#### GIVEN EXERCISE
Return the records that follow unaltered. Omit every picture.

· · · · · · ·

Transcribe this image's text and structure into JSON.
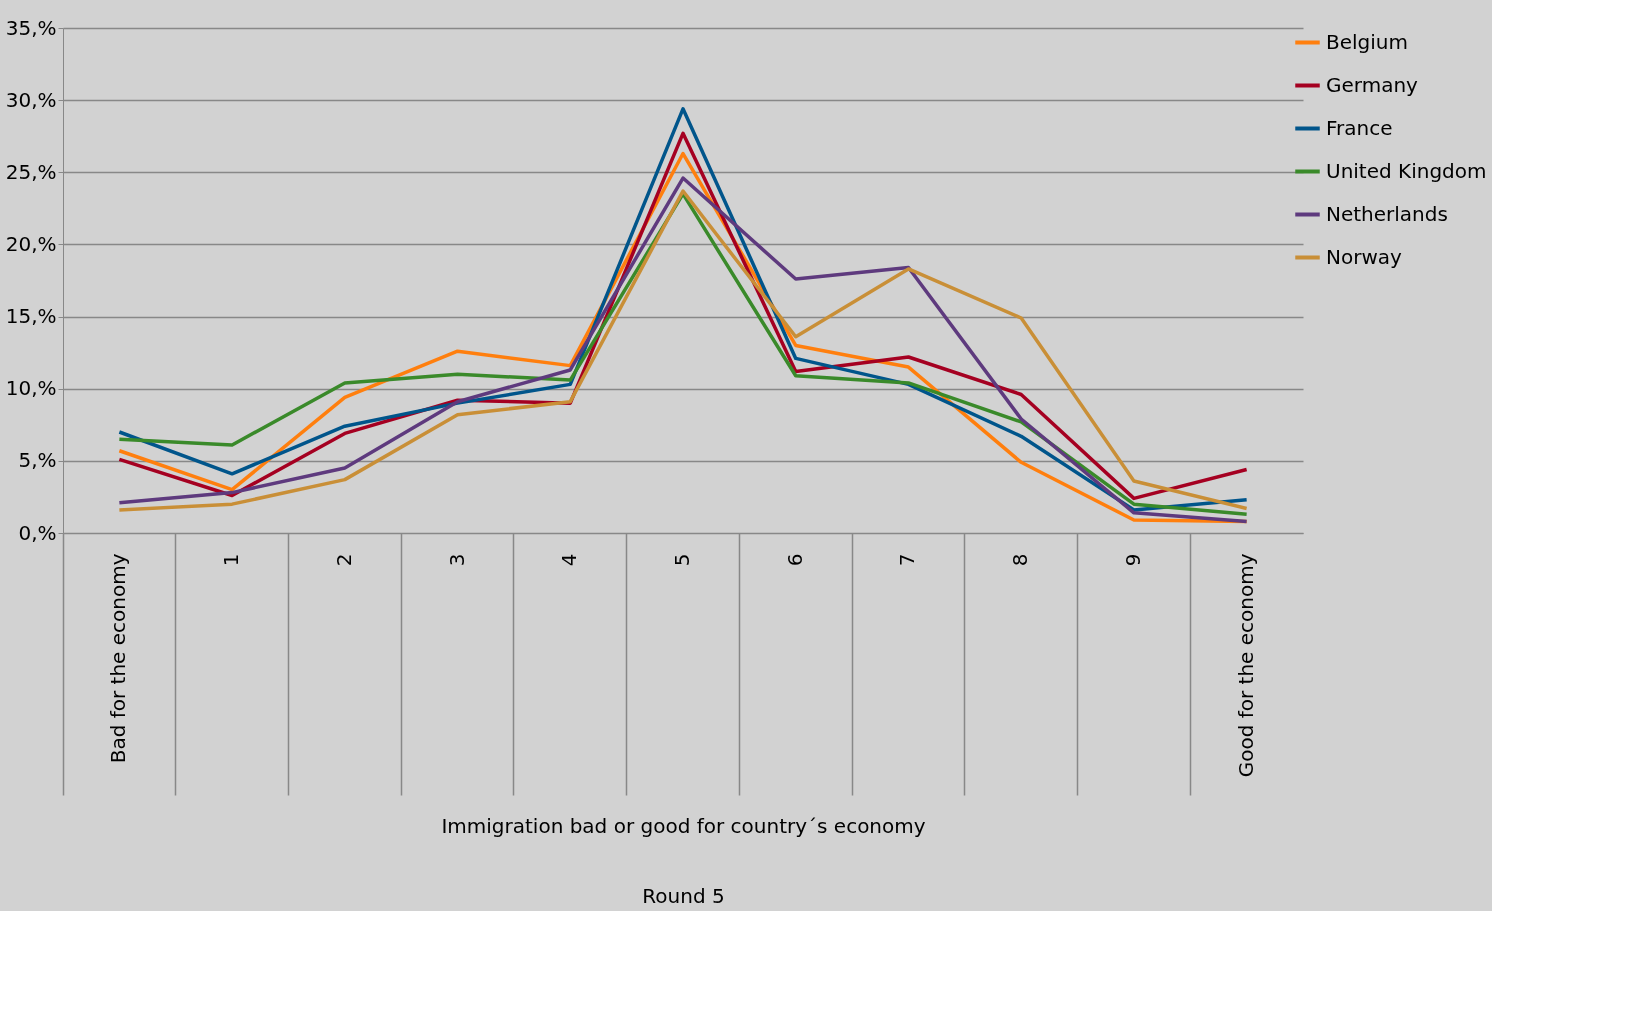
{
  "chart_data": {
    "type": "line",
    "xlabel": "Immigration bad or good for country´s economy",
    "annotations": [
      "Round 5"
    ],
    "categories": [
      "Bad for the economy",
      "1",
      "2",
      "3",
      "4",
      "5",
      "6",
      "7",
      "8",
      "9",
      "Good for the economy"
    ],
    "series": [
      {
        "name": "Belgium",
        "color": "#ff7f0e",
        "values": [
          5.7,
          3.0,
          9.4,
          12.6,
          11.6,
          26.3,
          13.0,
          11.5,
          4.9,
          0.9,
          0.8
        ]
      },
      {
        "name": "Germany",
        "color": "#a50021",
        "values": [
          5.1,
          2.6,
          6.9,
          9.2,
          9.0,
          27.7,
          11.2,
          12.2,
          9.6,
          2.4,
          4.4
        ]
      },
      {
        "name": "France",
        "color": "#00558b",
        "values": [
          7.0,
          4.1,
          7.4,
          9.0,
          10.3,
          29.4,
          12.1,
          10.3,
          6.7,
          1.6,
          2.3
        ]
      },
      {
        "name": "United Kingdom",
        "color": "#3a8a2a",
        "values": [
          6.5,
          6.1,
          10.4,
          11.0,
          10.6,
          23.5,
          10.9,
          10.4,
          7.7,
          2.0,
          1.3
        ]
      },
      {
        "name": "Netherlands",
        "color": "#5e3a7e",
        "values": [
          2.1,
          2.8,
          4.5,
          9.1,
          11.3,
          24.6,
          17.6,
          18.4,
          7.9,
          1.4,
          0.8
        ]
      },
      {
        "name": "Norway",
        "color": "#c98f37",
        "values": [
          1.6,
          2.0,
          3.7,
          8.2,
          9.1,
          23.7,
          13.6,
          18.3,
          14.9,
          3.6,
          1.7
        ]
      }
    ],
    "ylim": [
      0,
      35
    ],
    "yticks": [
      {
        "value": 0,
        "label": "0,%"
      },
      {
        "value": 5,
        "label": "5,%"
      },
      {
        "value": 10,
        "label": "10,%"
      },
      {
        "value": 15,
        "label": "15,%"
      },
      {
        "value": 20,
        "label": "20,%"
      },
      {
        "value": 25,
        "label": "25,%"
      },
      {
        "value": 30,
        "label": "30,%"
      },
      {
        "value": 35,
        "label": "35,%"
      }
    ],
    "grid": "y",
    "legend": "right",
    "marker": "none",
    "line_style": "solid"
  }
}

· · · · · · ·

#### WRITTEN ANSWER
Transcribe this image's text and structure into JSON.
{
  "chart_data": {
    "type": "line",
    "xlabel": "Immigration bad or good for country´s economy",
    "annotations": [
      "Round 5"
    ],
    "categories": [
      "Bad for the economy",
      "1",
      "2",
      "3",
      "4",
      "5",
      "6",
      "7",
      "8",
      "9",
      "Good for the economy"
    ],
    "series": [
      {
        "name": "Belgium",
        "color": "#ff7f0e",
        "values": [
          5.7,
          3.0,
          9.4,
          12.6,
          11.6,
          26.3,
          13.0,
          11.5,
          4.9,
          0.9,
          0.8
        ]
      },
      {
        "name": "Germany",
        "color": "#a50021",
        "values": [
          5.1,
          2.6,
          6.9,
          9.2,
          9.0,
          27.7,
          11.2,
          12.2,
          9.6,
          2.4,
          4.4
        ]
      },
      {
        "name": "France",
        "color": "#00558b",
        "values": [
          7.0,
          4.1,
          7.4,
          9.0,
          10.3,
          29.4,
          12.1,
          10.3,
          6.7,
          1.6,
          2.3
        ]
      },
      {
        "name": "United Kingdom",
        "color": "#3a8a2a",
        "values": [
          6.5,
          6.1,
          10.4,
          11.0,
          10.6,
          23.5,
          10.9,
          10.4,
          7.7,
          2.0,
          1.3
        ]
      },
      {
        "name": "Netherlands",
        "color": "#5e3a7e",
        "values": [
          2.1,
          2.8,
          4.5,
          9.1,
          11.3,
          24.6,
          17.6,
          18.4,
          7.9,
          1.4,
          0.8
        ]
      },
      {
        "name": "Norway",
        "color": "#c98f37",
        "values": [
          1.6,
          2.0,
          3.7,
          8.2,
          9.1,
          23.7,
          13.6,
          18.3,
          14.9,
          3.6,
          1.7
        ]
      }
    ],
    "ylim": [
      0,
      35
    ],
    "yticks": [
      {
        "value": 0,
        "label": "0,%"
      },
      {
        "value": 5,
        "label": "5,%"
      },
      {
        "value": 10,
        "label": "10,%"
      },
      {
        "value": 15,
        "label": "15,%"
      },
      {
        "value": 20,
        "label": "20,%"
      },
      {
        "value": 25,
        "label": "25,%"
      },
      {
        "value": 30,
        "label": "30,%"
      },
      {
        "value": 35,
        "label": "35,%"
      }
    ],
    "grid": "y",
    "legend": "right",
    "marker": "none",
    "line_style": "solid"
  }
}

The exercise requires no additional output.